▶ [Exercise objective]: Word for word, transcribe the lines below and drop the pictures.

▶ [Data to use]:
◇ ◇ ◇ ◇ ◇ ◇ ◇

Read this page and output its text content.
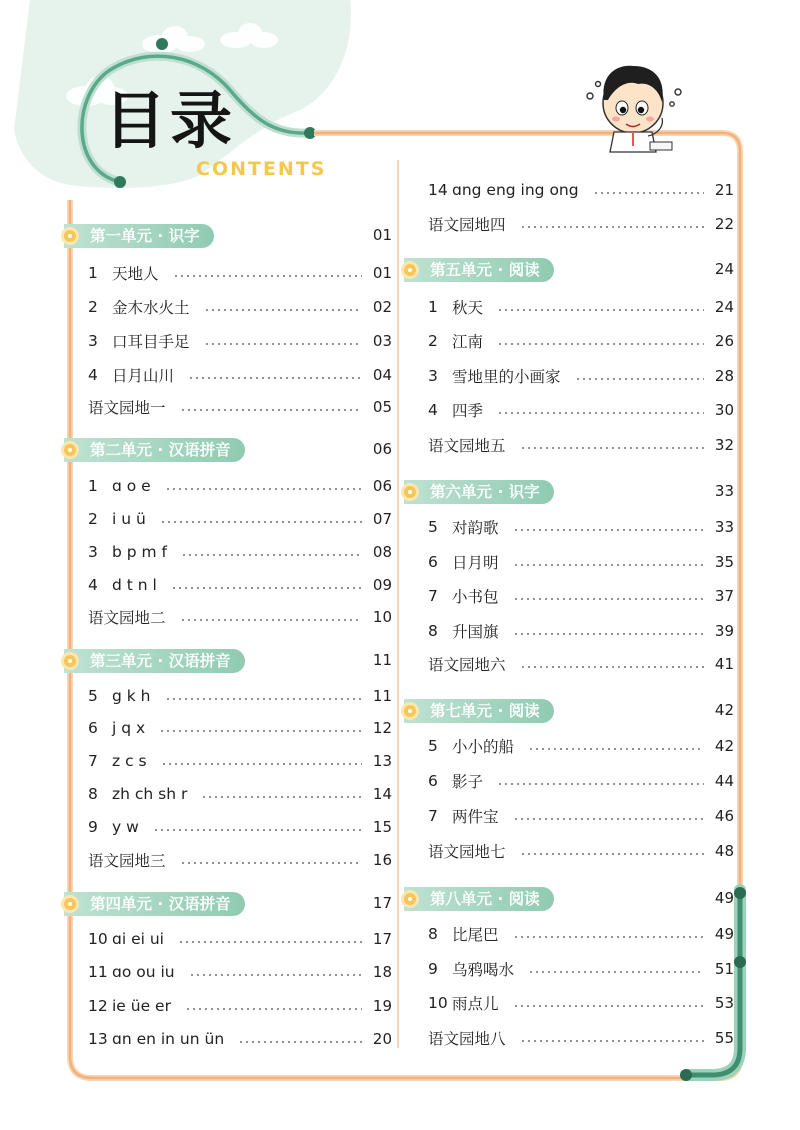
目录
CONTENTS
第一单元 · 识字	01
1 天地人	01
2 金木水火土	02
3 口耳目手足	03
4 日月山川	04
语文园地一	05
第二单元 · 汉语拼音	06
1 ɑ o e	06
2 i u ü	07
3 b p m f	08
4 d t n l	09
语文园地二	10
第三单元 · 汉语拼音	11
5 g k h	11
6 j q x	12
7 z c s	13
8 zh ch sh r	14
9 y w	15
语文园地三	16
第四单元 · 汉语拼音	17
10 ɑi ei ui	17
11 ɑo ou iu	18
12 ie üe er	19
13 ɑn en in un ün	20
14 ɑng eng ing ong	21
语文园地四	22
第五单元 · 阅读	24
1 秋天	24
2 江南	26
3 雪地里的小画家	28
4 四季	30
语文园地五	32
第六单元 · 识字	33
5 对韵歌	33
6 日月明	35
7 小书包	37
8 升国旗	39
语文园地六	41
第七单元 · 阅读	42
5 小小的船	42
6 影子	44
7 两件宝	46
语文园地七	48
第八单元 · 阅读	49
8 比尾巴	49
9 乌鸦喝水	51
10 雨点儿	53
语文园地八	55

◇ ◇ ◇ ◇ ◇ ◇ ◇

▶ [Complete output]:
Read this page and output its text content.
目录
CONTENTS
第一单元 · 识字	01
1 天地人	01
2 金木水火土	02
3 口耳目手足	03
4 日月山川	04
语文园地一	05
第二单元 · 汉语拼音	06
1 ɑ o e	06
2 i u ü	07
3 b p m f	08
4 d t n l	09
语文园地二	10
第三单元 · 汉语拼音	11
5 g k h	11
6 j q x	12
7 z c s	13
8 zh ch sh r	14
9 y w	15
语文园地三	16
第四单元 · 汉语拼音	17
10 ɑi ei ui	17
11 ɑo ou iu	18
12 ie üe er	19
13 ɑn en in un ün	20
14 ɑng eng ing ong	21
语文园地四	22
第五单元 · 阅读	24
1 秋天	24
2 江南	26
3 雪地里的小画家	28
4 四季	30
语文园地五	32
第六单元 · 识字	33
5 对韵歌	33
6 日月明	35
7 小书包	37
8 升国旗	39
语文园地六	41
第七单元 · 阅读	42
5 小小的船	42
6 影子	44
7 两件宝	46
语文园地七	48
第八单元 · 阅读	49
8 比尾巴	49
9 乌鸦喝水	51
10 雨点儿	53
语文园地八	55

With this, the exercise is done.